- **Challenge**:
Working from the material below, print the lines from the line holding "Serialize everything readable" through its final line, inclusive, exactly and with nothing else; pictures are excluded.

- **Extracted records**:
────────────────

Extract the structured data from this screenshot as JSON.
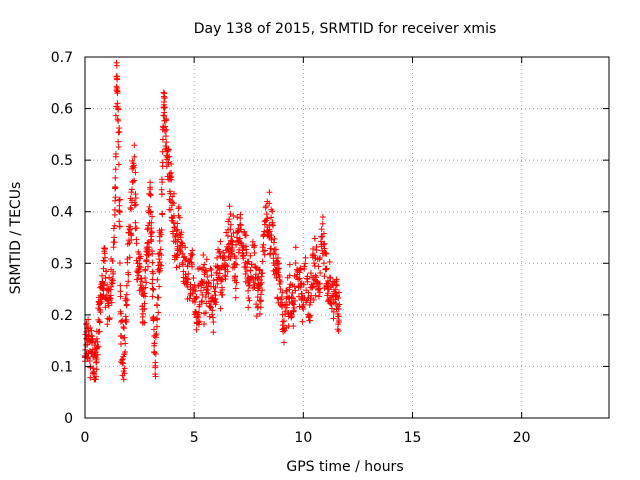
{
  "chart_data": {
    "type": "scatter",
    "title": "Day 138 of 2015, SRMTID for receiver xmis",
    "xlabel": "GPS time / hours",
    "ylabel": "SRMTID / TECUs",
    "xlim": [
      0,
      24
    ],
    "ylim": [
      0,
      0.7
    ],
    "xticks": [
      "0",
      "5",
      "10",
      "15",
      "20"
    ],
    "xtick_values": [
      0,
      5,
      10,
      15,
      20
    ],
    "yticks": [
      "0",
      "0.1",
      "0.2",
      "0.3",
      "0.4",
      "0.5",
      "0.6",
      "0.7"
    ],
    "ytick_values": [
      0,
      0.1,
      0.2,
      0.3,
      0.4,
      0.5,
      0.6,
      0.7
    ],
    "grid": true,
    "marker": "+",
    "series": [
      {
        "name": "SRMTID",
        "color": "#ff0000",
        "anchors": [
          [
            0.0,
            0.12
          ],
          [
            0.15,
            0.16
          ],
          [
            0.3,
            0.13
          ],
          [
            0.45,
            0.09
          ],
          [
            0.6,
            0.17
          ],
          [
            0.75,
            0.25
          ],
          [
            0.9,
            0.29
          ],
          [
            1.05,
            0.22
          ],
          [
            1.2,
            0.25
          ],
          [
            1.35,
            0.35
          ],
          [
            1.45,
            0.68
          ],
          [
            1.55,
            0.52
          ],
          [
            1.65,
            0.16
          ],
          [
            1.8,
            0.13
          ],
          [
            1.95,
            0.3
          ],
          [
            2.1,
            0.38
          ],
          [
            2.25,
            0.5
          ],
          [
            2.4,
            0.3
          ],
          [
            2.55,
            0.28
          ],
          [
            2.7,
            0.2
          ],
          [
            2.85,
            0.33
          ],
          [
            3.0,
            0.42
          ],
          [
            3.1,
            0.26
          ],
          [
            3.2,
            0.12
          ],
          [
            3.35,
            0.26
          ],
          [
            3.5,
            0.36
          ],
          [
            3.6,
            0.64
          ],
          [
            3.7,
            0.55
          ],
          [
            3.85,
            0.47
          ],
          [
            4.0,
            0.42
          ],
          [
            4.15,
            0.33
          ],
          [
            4.3,
            0.37
          ],
          [
            4.5,
            0.29
          ],
          [
            4.7,
            0.26
          ],
          [
            4.9,
            0.29
          ],
          [
            5.1,
            0.2
          ],
          [
            5.3,
            0.26
          ],
          [
            5.5,
            0.24
          ],
          [
            5.7,
            0.26
          ],
          [
            5.9,
            0.22
          ],
          [
            6.1,
            0.3
          ],
          [
            6.3,
            0.28
          ],
          [
            6.5,
            0.33
          ],
          [
            6.7,
            0.36
          ],
          [
            6.9,
            0.28
          ],
          [
            7.1,
            0.38
          ],
          [
            7.3,
            0.33
          ],
          [
            7.5,
            0.26
          ],
          [
            7.7,
            0.3
          ],
          [
            7.9,
            0.23
          ],
          [
            8.1,
            0.27
          ],
          [
            8.3,
            0.4
          ],
          [
            8.5,
            0.36
          ],
          [
            8.7,
            0.3
          ],
          [
            8.9,
            0.26
          ],
          [
            9.1,
            0.18
          ],
          [
            9.3,
            0.24
          ],
          [
            9.5,
            0.22
          ],
          [
            9.7,
            0.3
          ],
          [
            9.9,
            0.24
          ],
          [
            10.1,
            0.27
          ],
          [
            10.3,
            0.22
          ],
          [
            10.5,
            0.31
          ],
          [
            10.7,
            0.27
          ],
          [
            10.9,
            0.34
          ],
          [
            11.1,
            0.28
          ],
          [
            11.3,
            0.24
          ],
          [
            11.5,
            0.23
          ],
          [
            11.65,
            0.22
          ]
        ]
      }
    ]
  }
}
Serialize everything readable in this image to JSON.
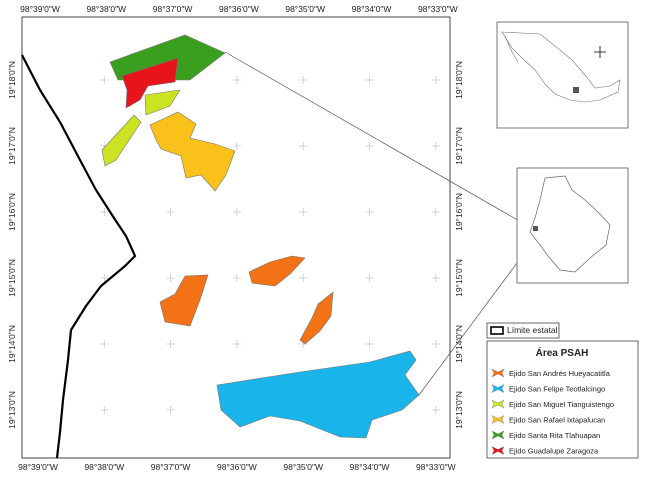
{
  "map": {
    "top_labels": [
      "98°39'0\"W",
      "98°38'0\"W",
      "98°37'0\"W",
      "98°36'0\"W",
      "98°35'0\"W",
      "98°34'0\"W",
      "98°33'0\"W"
    ],
    "bottom_labels": [
      "98°39'0\"W",
      "98°38'0\"W",
      "98°37'0\"W",
      "98°36'0\"W",
      "98°35'0\"W",
      "98°34'0\"W",
      "98°33'0\"W"
    ],
    "left_labels": [
      "19°18'0\"N",
      "19°17'0\"N",
      "19°16'0\"N",
      "19°15'0\"N",
      "19°14'0\"N",
      "19°13'0\"N"
    ],
    "right_labels": [
      "19°18'0\"N",
      "19°17'0\"N",
      "19°16'0\"N",
      "19°15'0\"N",
      "19°14'0\"N",
      "19°13'0\"N"
    ]
  },
  "legend": {
    "boundary": "Límite estatal",
    "title": "Área PSAH",
    "entries": [
      {
        "label": "Ejido San Andrés Hueyacatitla",
        "color": "#f47216"
      },
      {
        "label": "Ejido San Felipe Teotlalcingo",
        "color": "#19b5ea"
      },
      {
        "label": "Ejido San Miguel Tianguistengo",
        "color": "#cbe321"
      },
      {
        "label": "Ejido San Rafael Ixtapalucan",
        "color": "#f9c11a"
      },
      {
        "label": "Ejido Santa Rita Tlahuapan",
        "color": "#3a9e1e"
      },
      {
        "label": "Ejido Guadalupe Zaragoza",
        "color": "#e8141b"
      }
    ]
  }
}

────────────────

- **Finished exercise**:
Serialize everything readable in this image to JSON.
{
  "map": {
    "top_labels": [
      "98°39'0\"W",
      "98°38'0\"W",
      "98°37'0\"W",
      "98°36'0\"W",
      "98°35'0\"W",
      "98°34'0\"W",
      "98°33'0\"W"
    ],
    "bottom_labels": [
      "98°39'0\"W",
      "98°38'0\"W",
      "98°37'0\"W",
      "98°36'0\"W",
      "98°35'0\"W",
      "98°34'0\"W",
      "98°33'0\"W"
    ],
    "left_labels": [
      "19°18'0\"N",
      "19°17'0\"N",
      "19°16'0\"N",
      "19°15'0\"N",
      "19°14'0\"N",
      "19°13'0\"N"
    ],
    "right_labels": [
      "19°18'0\"N",
      "19°17'0\"N",
      "19°16'0\"N",
      "19°15'0\"N",
      "19°14'0\"N",
      "19°13'0\"N"
    ]
  },
  "legend": {
    "boundary": "Límite estatal",
    "title": "Área PSAH",
    "entries": [
      {
        "label": "Ejido San Andrés Hueyacatitla",
        "color": "#f47216"
      },
      {
        "label": "Ejido San Felipe Teotlalcingo",
        "color": "#19b5ea"
      },
      {
        "label": "Ejido San Miguel Tianguistengo",
        "color": "#cbe321"
      },
      {
        "label": "Ejido San Rafael Ixtapalucan",
        "color": "#f9c11a"
      },
      {
        "label": "Ejido Santa Rita Tlahuapan",
        "color": "#3a9e1e"
      },
      {
        "label": "Ejido Guadalupe Zaragoza",
        "color": "#e8141b"
      }
    ]
  }
}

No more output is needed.